Data listing:
★ ★ ★ ★ ★ ★ ★

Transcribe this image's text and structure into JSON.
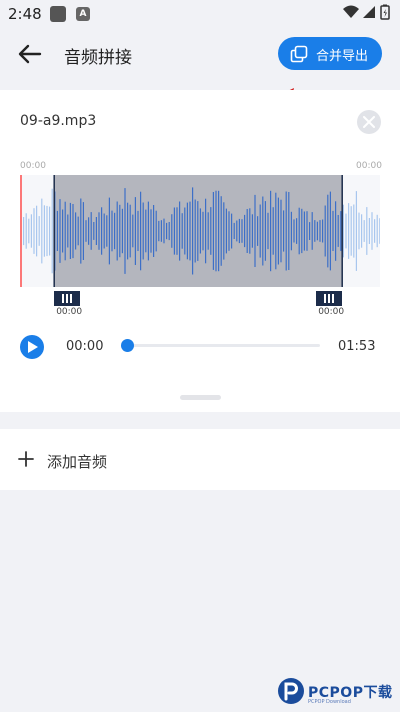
{
  "status_bar": {
    "time": "2:48",
    "app_icon_letter": "A"
  },
  "header": {
    "title": "音频拼接",
    "export_label": "合并导出"
  },
  "track": {
    "file_name": "09-a9.mp3",
    "timeline_start": "00:00",
    "timeline_end": "00:00",
    "handle_left_time": "00:00",
    "handle_right_time": "00:00",
    "selection_start_fraction": 0.095,
    "selection_end_fraction": 0.895
  },
  "player": {
    "current_time": "00:00",
    "total_time": "01:53",
    "progress": 0.0
  },
  "add_audio_label": "添加音频",
  "watermark": {
    "text": "PCPOP下载",
    "subtext": "PCPOP Download"
  },
  "colors": {
    "accent": "#1a7ee8",
    "background": "#f1f2f6",
    "selection_fill": "#b4b6be",
    "waveform": "#3d6fc7",
    "waveform_light": "#a8c6ee",
    "handle": "#1c2c4a",
    "arrow": "#d21f1f"
  }
}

★ ★ ★ ★ ★ ★ ★

**Objective:** Take the listing above and restate it word for word, without its pictures.

**Response to this task:**
Transcribe this image's text and structure into JSON.
{
  "status_bar": {
    "time": "2:48",
    "app_icon_letter": "A"
  },
  "header": {
    "title": "音频拼接",
    "export_label": "合并导出"
  },
  "track": {
    "file_name": "09-a9.mp3",
    "timeline_start": "00:00",
    "timeline_end": "00:00",
    "handle_left_time": "00:00",
    "handle_right_time": "00:00",
    "selection_start_fraction": 0.095,
    "selection_end_fraction": 0.895
  },
  "player": {
    "current_time": "00:00",
    "total_time": "01:53",
    "progress": 0.0
  },
  "add_audio_label": "添加音频",
  "watermark": {
    "text": "PCPOP下载",
    "subtext": "PCPOP Download"
  },
  "colors": {
    "accent": "#1a7ee8",
    "background": "#f1f2f6",
    "selection_fill": "#b4b6be",
    "waveform": "#3d6fc7",
    "waveform_light": "#a8c6ee",
    "handle": "#1c2c4a",
    "arrow": "#d21f1f"
  }
}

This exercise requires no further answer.